> _DOCUMENT TEXT_:
###
- Tasha Tudor shaving splints from a log on her Vermont farm in 1977
- Born: Starling Burgess August 28, 1915 Boston, Massachusetts
- Died: June 18, 2008 (aged 92) Marlboro, Vermont
- Occupations: Illustrator, writer
- Writing career
- Period: 20th century
- Genres: Children's books, regional painting
- Subject: New England nostalgia
- Website: tashatudorandfamily.com

= Tasha Tudor =

American illustrator and writer (1915–2008)

Tasha Tudor (August 28, 1915 – June 18, 2008) was an American illustrator and writer of children's books.

==Biography==

Tasha Tudor was born in Boston, Massachusetts, as Starling Burgess, the daughter of naval architect W. Starling Burgess and noted portrait painter Rosamund Tudor. At birth, she was named "Starling" after her father, but he was an admirer of the War and Peace character Natasha, and his daughter was soon re-christened Natasha, which was later shortened to Tasha. She spent her early years in Marblehead, Massachusetts, before her father's work relocated the family to North Chevy Chase in Maryland to help with the wartime effort.

Tasha’s parents divorced when she was nine, following her mother's rejection of the strict society in Boston in favor of a more Bohemian existence as a painter in Greenwich Village. As a result, Tasha went to live with friends of the family in Redding, Connecticut. Life in this household was far more creative and less structured. Tasha and the other children were largely left to their own devices. Tasha later referred to this unconventional atmosphere as "the best thing that ever happened to me". The children spent much of their time performing scenes from Shakespeare and in plays written by "Aunt Gwen", the household matriarch.

Tasha had developed a strong desire to live an agrarian lifestyle in the New England countryside, and she worked to advance her dream even while still young. In her teen years she earned and saved enough pocket money to purchase a cow she named Delilah.
###
> _ENTRIES PROVIDED_:

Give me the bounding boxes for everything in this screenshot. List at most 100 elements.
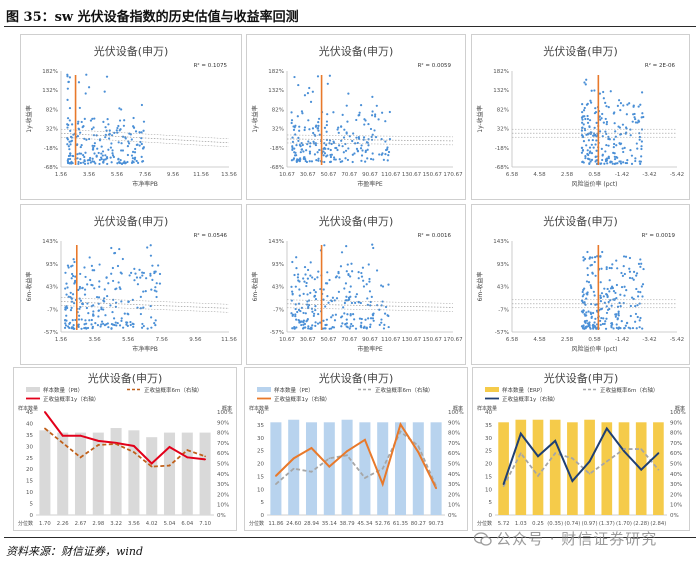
scatter-point (295, 318, 298, 321)
scatter-point (365, 283, 368, 286)
scatter-point (381, 111, 384, 114)
scatter-point (316, 151, 319, 154)
scatter-point (317, 270, 320, 273)
scatter-point (126, 321, 129, 324)
scatter-point (587, 157, 590, 161)
scatter-point (609, 161, 612, 164)
bar (57, 432, 69, 515)
scatter-point (326, 82, 329, 85)
scatter-point (297, 136, 300, 139)
scatter-point (91, 284, 94, 287)
x-tick-label: 110.67 (381, 172, 401, 178)
chart-svg: 光伏设备(申万) R² = 0.0019 143% 93% 43% -7% -57%6.58… (476, 214, 684, 353)
r-squared-label: R² = 0.1075 (194, 62, 228, 69)
scatter-point (619, 162, 623, 165)
scatter-point (312, 140, 315, 143)
scatter-point (317, 117, 321, 120)
scatter-point (142, 129, 145, 132)
r-squared-label: R² = 2E-06 (645, 62, 676, 69)
scatter-point (146, 327, 149, 330)
scatter-point (387, 325, 390, 329)
scatter-point (323, 126, 327, 129)
scatter-point (80, 120, 83, 124)
scatter-point (323, 152, 327, 155)
bar (163, 432, 176, 515)
scatter-point (586, 152, 589, 156)
x-tick-label: 50.67 (321, 337, 337, 343)
scatter-point (294, 285, 297, 288)
scatter-point (314, 324, 317, 327)
scatter-point (79, 158, 82, 161)
scatter-point (151, 264, 154, 267)
scatter-point (605, 267, 608, 271)
scatter-point (322, 319, 325, 322)
scatter-point (139, 312, 142, 316)
scatter-point (343, 312, 346, 315)
scatter-point (66, 98, 69, 101)
scatter-point (325, 120, 329, 123)
scatter-point (362, 285, 366, 288)
scatter-point (629, 128, 632, 131)
scatter-point (639, 162, 642, 165)
bar (515, 419, 527, 515)
scatter-point (631, 277, 634, 280)
scatter-point (299, 157, 302, 160)
right-tick-label: 30% (217, 482, 229, 488)
left-tick-label: 40 (485, 410, 492, 416)
scatter-point (332, 326, 336, 329)
scatter-point (290, 121, 293, 125)
y-axis-title: 6m-收益率 (476, 272, 484, 302)
chart-title: 光伏设备(申万) (94, 214, 169, 228)
scatter-point (591, 256, 594, 259)
scatter-point (131, 150, 135, 153)
scatter-point (367, 317, 370, 320)
series-line-1y (275, 421, 437, 489)
x-tick-label: 170.67 (443, 172, 463, 178)
scatter-point (375, 269, 379, 272)
scatter-point (299, 151, 302, 154)
scatter-point (601, 250, 604, 254)
scatter-point (347, 273, 350, 276)
scatter-point (616, 104, 619, 108)
scatter-point (593, 325, 597, 328)
x-tick-label: 7.56 (139, 172, 152, 178)
scatter-point (604, 150, 607, 153)
scatter-point (587, 310, 590, 313)
scatter-point (100, 323, 103, 326)
scatter-point (71, 326, 74, 329)
scatter-chart-pb-1y: 光伏设备(申万) R² = 0.1075 182% 132% 82% 32% -18% -68… (20, 34, 242, 200)
scatter-point (630, 296, 634, 299)
scatter-point (590, 315, 593, 318)
scatter-point (78, 287, 81, 290)
bar (323, 422, 335, 515)
scatter-point (85, 327, 88, 330)
scatter-point (305, 284, 308, 288)
scatter-point (150, 316, 153, 319)
scatter-point (602, 97, 605, 100)
scatter-point (586, 250, 589, 254)
category-label: 80.27 (411, 521, 426, 527)
left-tick-label: 15 (257, 474, 264, 480)
right-tick-label: 20% (448, 492, 460, 498)
category-label: 24.60 (286, 521, 302, 527)
scatter-point (149, 272, 152, 275)
scatter-chart-pe-1y: 光伏设备(申万) R² = 0.0059 182% 132% 82% 32% -18% -68… (246, 34, 466, 200)
scatter-point (338, 158, 341, 161)
series-point-1y (328, 465, 331, 468)
scatter-point (126, 145, 130, 148)
scatter-point (94, 322, 97, 325)
series-line-1y (502, 426, 660, 485)
scatter-point (97, 296, 101, 299)
y-tick-label: 143% (493, 239, 509, 245)
scatter-point (359, 103, 363, 107)
scatter-point (157, 264, 160, 267)
scatter-point (624, 255, 628, 258)
scatter-point (340, 315, 344, 318)
scatter-point (106, 118, 109, 121)
scatter-point (638, 319, 641, 322)
scatter-point (337, 272, 340, 275)
scatter-point (584, 314, 587, 317)
scatter-point (356, 141, 359, 145)
series-line-6m (44, 427, 206, 468)
x-tick-label: 130.67 (402, 172, 422, 178)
###
> _EXERCISE TASK_: Continue the biography of Tasha Tudor from where it stops. The material has no connection to the text on Tasha Tudor.

> _RESULT BELOW_:
When socializing with her mother's friends, Tudor was usually introduced as "Rosamund Tudor's daughter, Tasha", leading others to believe that her last name was Tudor. Liking the sound of it, she adopted the name and eventually changed her surname legally following her second divorce. She married Thomas McCready in 1938 in Redding, Connecticut. Tasha and Thomas McCready purchased a large old farm in Webster, New Hampshire, where four children, Bethany, Seth, Thomas, and Efner, were raised. Her first story, Pumpkin Moonshine, was published in 1938, as a gift for a young niece of her husband. They were divorced in 1961, and her children legally changed their names from McCready to Tudor. A later marriage to Allan John Woods lasted only a brief time.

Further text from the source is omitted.